Items ::
** start **

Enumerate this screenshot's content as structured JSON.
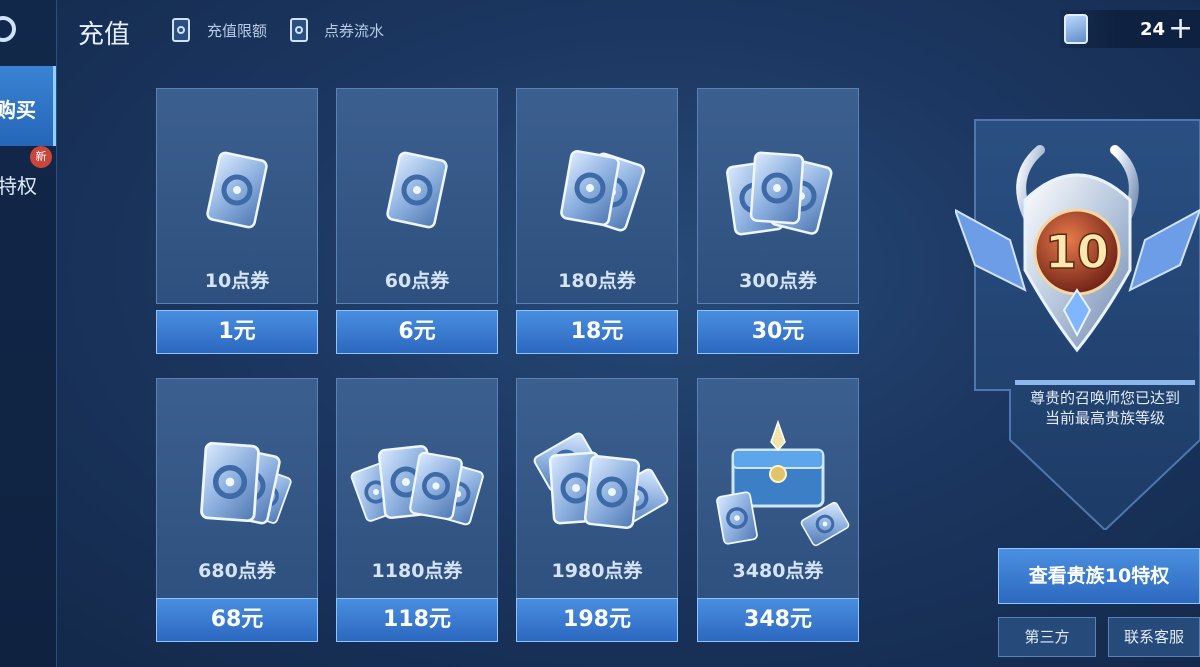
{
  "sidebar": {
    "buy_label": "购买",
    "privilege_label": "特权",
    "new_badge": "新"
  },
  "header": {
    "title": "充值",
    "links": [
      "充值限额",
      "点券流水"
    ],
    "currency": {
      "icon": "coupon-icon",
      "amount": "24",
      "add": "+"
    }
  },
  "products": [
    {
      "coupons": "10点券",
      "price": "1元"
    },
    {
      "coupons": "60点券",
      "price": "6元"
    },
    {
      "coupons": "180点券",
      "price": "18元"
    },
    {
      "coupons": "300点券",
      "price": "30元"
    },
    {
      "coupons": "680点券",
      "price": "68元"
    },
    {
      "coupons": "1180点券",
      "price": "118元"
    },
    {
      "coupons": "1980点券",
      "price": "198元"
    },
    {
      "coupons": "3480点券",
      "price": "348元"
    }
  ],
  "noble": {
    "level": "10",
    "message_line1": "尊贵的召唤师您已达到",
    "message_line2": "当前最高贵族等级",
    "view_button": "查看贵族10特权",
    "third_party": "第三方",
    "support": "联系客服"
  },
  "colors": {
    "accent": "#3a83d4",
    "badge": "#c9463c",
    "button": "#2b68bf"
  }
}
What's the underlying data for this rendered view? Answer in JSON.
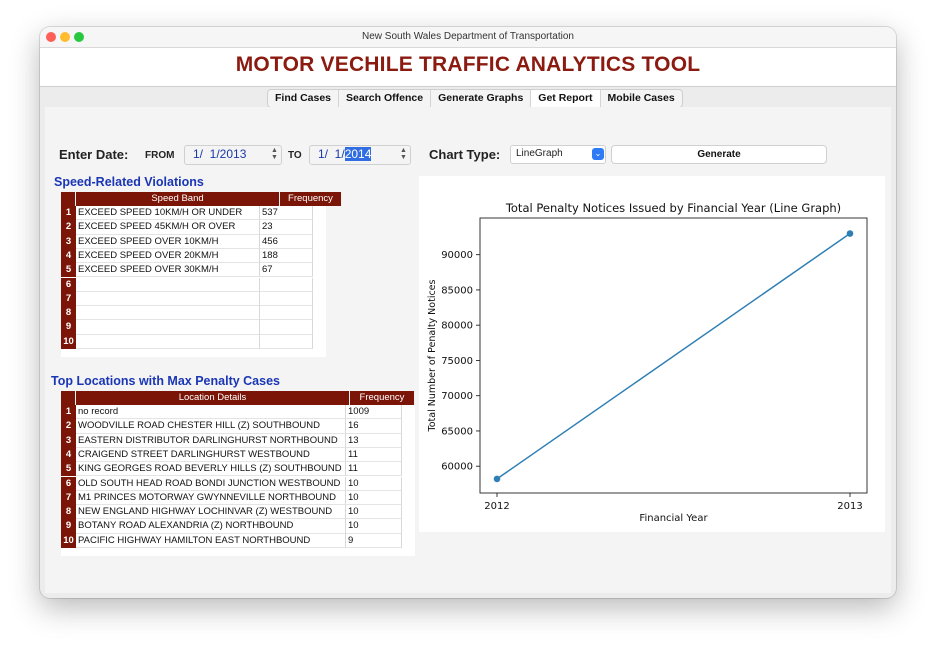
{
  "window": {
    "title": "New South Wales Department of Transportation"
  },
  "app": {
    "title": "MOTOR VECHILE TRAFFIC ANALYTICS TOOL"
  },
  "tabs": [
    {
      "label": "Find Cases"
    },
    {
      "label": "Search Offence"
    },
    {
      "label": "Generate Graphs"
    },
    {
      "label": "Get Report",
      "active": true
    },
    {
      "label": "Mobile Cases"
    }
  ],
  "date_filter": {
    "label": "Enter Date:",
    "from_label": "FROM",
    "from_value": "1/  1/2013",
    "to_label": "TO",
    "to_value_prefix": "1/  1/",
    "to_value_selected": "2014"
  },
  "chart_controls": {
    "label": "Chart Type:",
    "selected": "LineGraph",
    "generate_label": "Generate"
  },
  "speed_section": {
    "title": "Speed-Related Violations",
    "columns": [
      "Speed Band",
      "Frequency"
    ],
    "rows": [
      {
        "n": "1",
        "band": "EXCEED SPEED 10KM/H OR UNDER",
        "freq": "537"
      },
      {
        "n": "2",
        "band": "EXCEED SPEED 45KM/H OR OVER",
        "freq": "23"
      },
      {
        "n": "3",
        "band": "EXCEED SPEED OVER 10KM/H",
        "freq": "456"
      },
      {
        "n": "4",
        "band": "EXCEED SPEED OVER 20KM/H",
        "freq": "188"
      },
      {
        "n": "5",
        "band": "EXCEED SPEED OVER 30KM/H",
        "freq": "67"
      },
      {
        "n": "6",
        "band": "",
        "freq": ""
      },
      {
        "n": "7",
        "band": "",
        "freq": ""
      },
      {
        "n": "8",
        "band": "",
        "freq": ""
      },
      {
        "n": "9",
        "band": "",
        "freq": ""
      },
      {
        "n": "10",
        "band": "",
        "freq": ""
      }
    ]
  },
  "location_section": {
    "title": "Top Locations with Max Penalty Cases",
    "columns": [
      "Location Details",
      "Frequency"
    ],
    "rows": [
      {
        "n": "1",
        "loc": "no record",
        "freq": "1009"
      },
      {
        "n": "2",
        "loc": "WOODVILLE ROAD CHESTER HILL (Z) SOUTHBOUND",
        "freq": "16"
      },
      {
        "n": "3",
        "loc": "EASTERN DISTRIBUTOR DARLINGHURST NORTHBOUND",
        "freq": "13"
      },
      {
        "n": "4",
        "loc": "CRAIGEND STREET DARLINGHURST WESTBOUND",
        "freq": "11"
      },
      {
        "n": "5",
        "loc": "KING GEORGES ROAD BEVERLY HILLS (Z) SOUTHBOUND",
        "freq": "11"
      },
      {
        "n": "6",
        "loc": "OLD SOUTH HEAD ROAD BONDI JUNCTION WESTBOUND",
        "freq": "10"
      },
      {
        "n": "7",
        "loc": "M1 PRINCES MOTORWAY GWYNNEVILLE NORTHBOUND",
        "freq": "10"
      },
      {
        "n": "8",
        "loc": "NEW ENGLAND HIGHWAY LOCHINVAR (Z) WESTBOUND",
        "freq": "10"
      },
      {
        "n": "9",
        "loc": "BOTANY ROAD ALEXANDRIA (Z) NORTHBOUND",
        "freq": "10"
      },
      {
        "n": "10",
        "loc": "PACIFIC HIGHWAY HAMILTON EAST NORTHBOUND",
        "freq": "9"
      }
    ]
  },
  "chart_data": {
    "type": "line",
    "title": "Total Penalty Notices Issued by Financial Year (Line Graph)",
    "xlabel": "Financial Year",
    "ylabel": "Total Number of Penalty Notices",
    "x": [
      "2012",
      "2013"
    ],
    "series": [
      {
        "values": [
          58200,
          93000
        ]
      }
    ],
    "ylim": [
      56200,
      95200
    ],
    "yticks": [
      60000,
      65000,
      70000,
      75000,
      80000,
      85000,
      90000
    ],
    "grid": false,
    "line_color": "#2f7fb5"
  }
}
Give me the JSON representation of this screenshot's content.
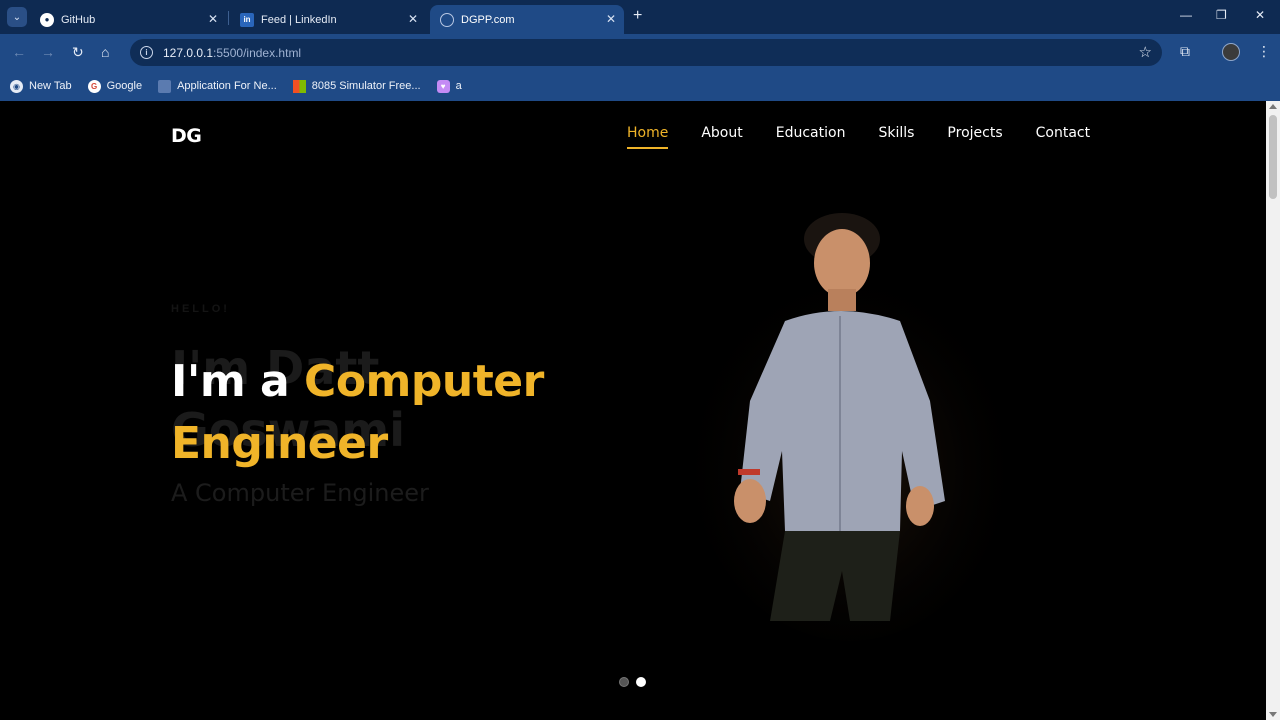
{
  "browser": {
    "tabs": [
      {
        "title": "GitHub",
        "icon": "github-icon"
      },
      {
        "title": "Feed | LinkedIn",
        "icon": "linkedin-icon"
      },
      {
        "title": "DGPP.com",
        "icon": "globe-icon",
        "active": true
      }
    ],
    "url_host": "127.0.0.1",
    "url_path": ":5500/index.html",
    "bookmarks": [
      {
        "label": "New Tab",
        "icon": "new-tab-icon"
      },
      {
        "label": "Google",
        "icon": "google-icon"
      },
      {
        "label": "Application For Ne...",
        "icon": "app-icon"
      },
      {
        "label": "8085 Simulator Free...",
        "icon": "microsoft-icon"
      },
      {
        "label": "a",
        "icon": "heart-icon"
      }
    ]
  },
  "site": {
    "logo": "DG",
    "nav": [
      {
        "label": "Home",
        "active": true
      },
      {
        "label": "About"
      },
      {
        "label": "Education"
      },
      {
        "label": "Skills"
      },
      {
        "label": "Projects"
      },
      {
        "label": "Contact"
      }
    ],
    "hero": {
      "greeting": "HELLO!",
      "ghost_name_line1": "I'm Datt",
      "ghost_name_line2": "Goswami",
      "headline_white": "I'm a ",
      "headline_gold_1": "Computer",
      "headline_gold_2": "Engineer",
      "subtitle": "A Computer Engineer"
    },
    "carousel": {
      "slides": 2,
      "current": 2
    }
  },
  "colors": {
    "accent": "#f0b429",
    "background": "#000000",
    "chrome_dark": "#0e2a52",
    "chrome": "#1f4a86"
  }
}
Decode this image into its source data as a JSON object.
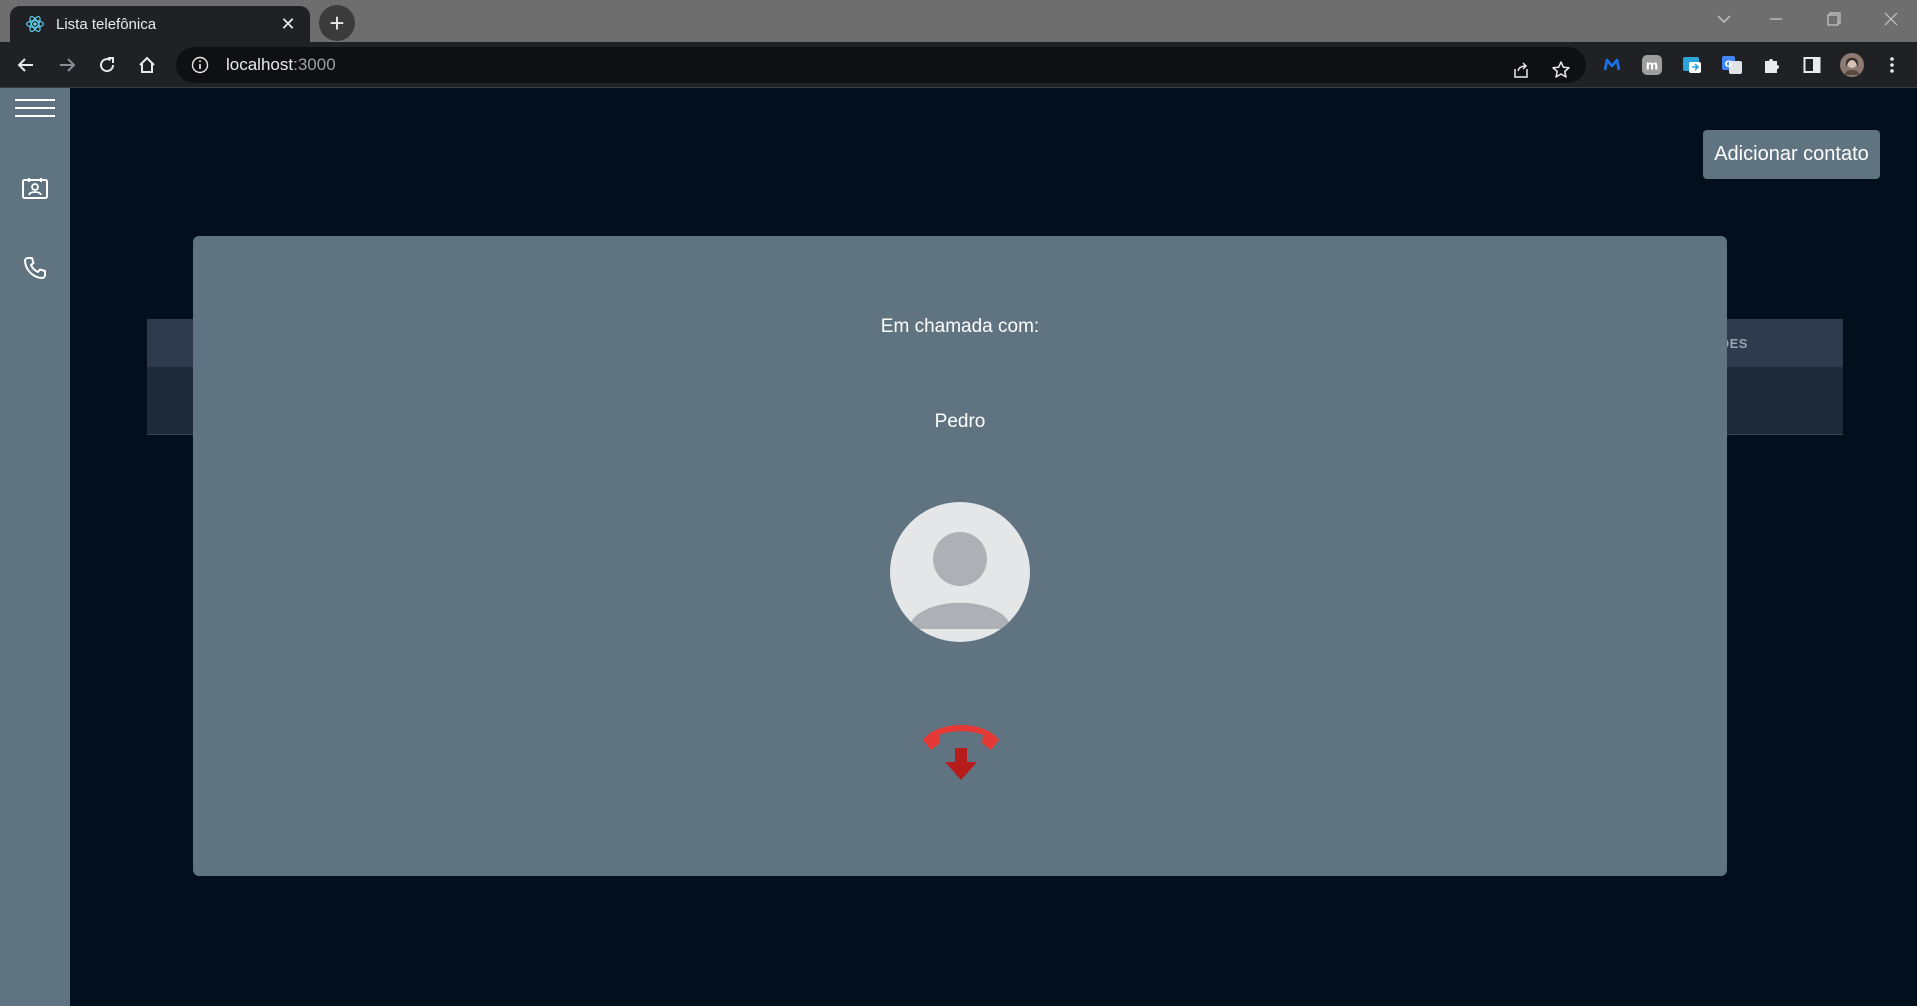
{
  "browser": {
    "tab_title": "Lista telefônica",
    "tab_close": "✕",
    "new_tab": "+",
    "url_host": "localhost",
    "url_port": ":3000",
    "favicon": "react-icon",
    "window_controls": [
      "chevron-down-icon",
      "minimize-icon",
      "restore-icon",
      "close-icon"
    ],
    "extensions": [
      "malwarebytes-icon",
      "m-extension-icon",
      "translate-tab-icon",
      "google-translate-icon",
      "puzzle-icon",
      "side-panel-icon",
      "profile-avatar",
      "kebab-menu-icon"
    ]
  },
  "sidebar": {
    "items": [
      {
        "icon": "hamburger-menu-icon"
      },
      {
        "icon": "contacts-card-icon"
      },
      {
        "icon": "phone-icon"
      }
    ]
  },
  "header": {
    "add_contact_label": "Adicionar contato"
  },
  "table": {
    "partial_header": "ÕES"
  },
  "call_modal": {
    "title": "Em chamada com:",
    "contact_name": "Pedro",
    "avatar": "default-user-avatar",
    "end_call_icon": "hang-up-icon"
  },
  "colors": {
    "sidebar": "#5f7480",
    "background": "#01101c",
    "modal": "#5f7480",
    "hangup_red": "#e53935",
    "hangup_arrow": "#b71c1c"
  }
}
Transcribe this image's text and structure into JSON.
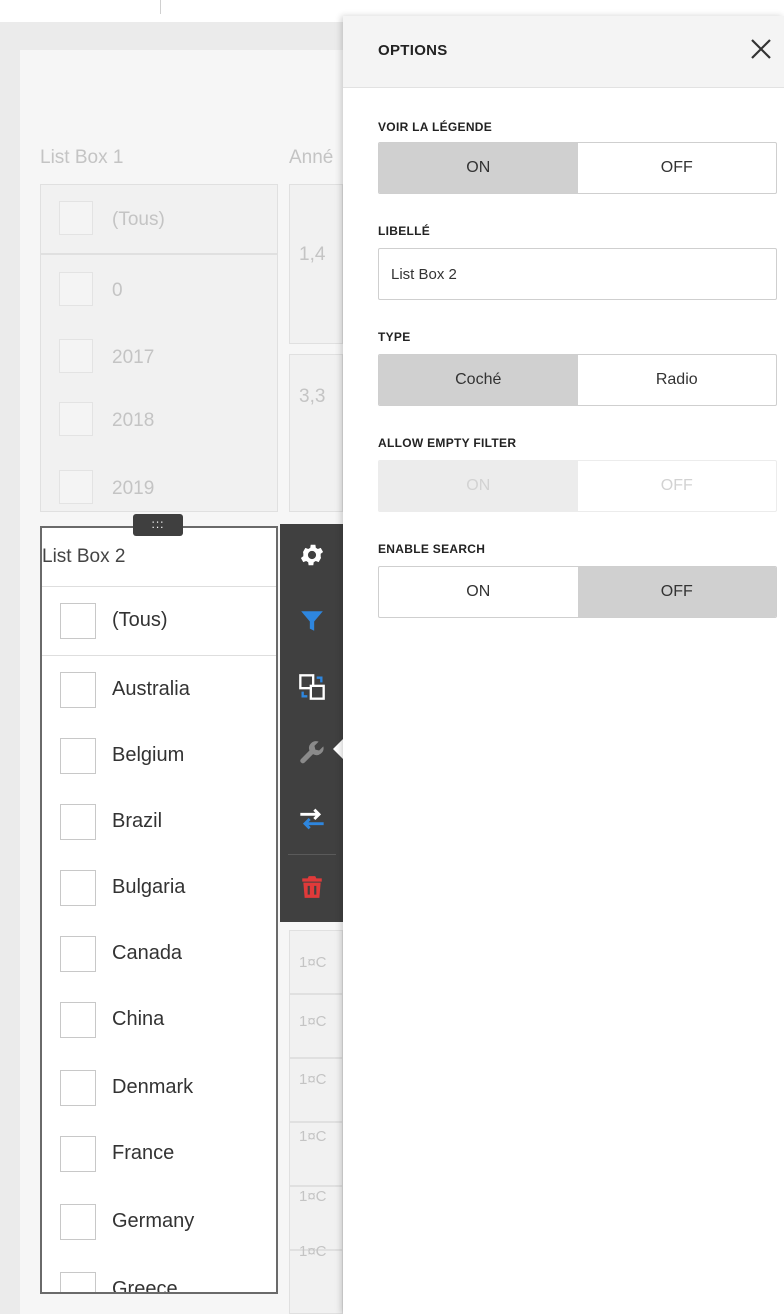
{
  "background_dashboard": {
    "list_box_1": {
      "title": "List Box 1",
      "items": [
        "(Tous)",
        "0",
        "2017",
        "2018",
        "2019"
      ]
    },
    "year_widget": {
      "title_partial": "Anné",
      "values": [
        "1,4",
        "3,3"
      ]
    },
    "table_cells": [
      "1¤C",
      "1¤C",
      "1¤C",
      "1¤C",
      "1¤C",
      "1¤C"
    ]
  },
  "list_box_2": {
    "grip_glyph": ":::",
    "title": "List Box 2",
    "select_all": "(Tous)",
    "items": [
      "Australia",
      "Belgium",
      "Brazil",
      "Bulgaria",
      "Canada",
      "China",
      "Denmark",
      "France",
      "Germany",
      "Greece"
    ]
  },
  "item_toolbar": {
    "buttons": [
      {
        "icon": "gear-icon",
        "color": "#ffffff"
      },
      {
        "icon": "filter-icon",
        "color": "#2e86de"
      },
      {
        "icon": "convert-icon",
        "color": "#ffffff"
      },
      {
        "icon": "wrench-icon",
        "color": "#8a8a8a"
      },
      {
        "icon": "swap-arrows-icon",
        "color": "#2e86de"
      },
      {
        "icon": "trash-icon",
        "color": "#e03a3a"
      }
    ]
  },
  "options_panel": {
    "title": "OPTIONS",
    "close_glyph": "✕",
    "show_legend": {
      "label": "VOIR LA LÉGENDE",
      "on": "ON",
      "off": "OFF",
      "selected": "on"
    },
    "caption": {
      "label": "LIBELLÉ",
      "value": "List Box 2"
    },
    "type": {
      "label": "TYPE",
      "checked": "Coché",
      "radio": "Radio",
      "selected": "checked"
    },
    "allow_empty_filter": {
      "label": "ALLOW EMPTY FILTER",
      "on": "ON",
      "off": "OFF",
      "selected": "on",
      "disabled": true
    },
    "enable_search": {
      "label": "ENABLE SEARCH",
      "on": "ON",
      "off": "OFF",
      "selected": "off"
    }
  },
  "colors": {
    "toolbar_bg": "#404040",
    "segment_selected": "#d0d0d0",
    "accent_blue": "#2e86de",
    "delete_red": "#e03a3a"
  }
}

** end **

Instructions to follow :: Lines that include the word "Total" are to be extracted from the data above.

Exercise solution ::
    "title": "Total Penalty Notices Issued by Financial Year (Line Graph)",
    "ylabel": "Total Number of Penalty Notices",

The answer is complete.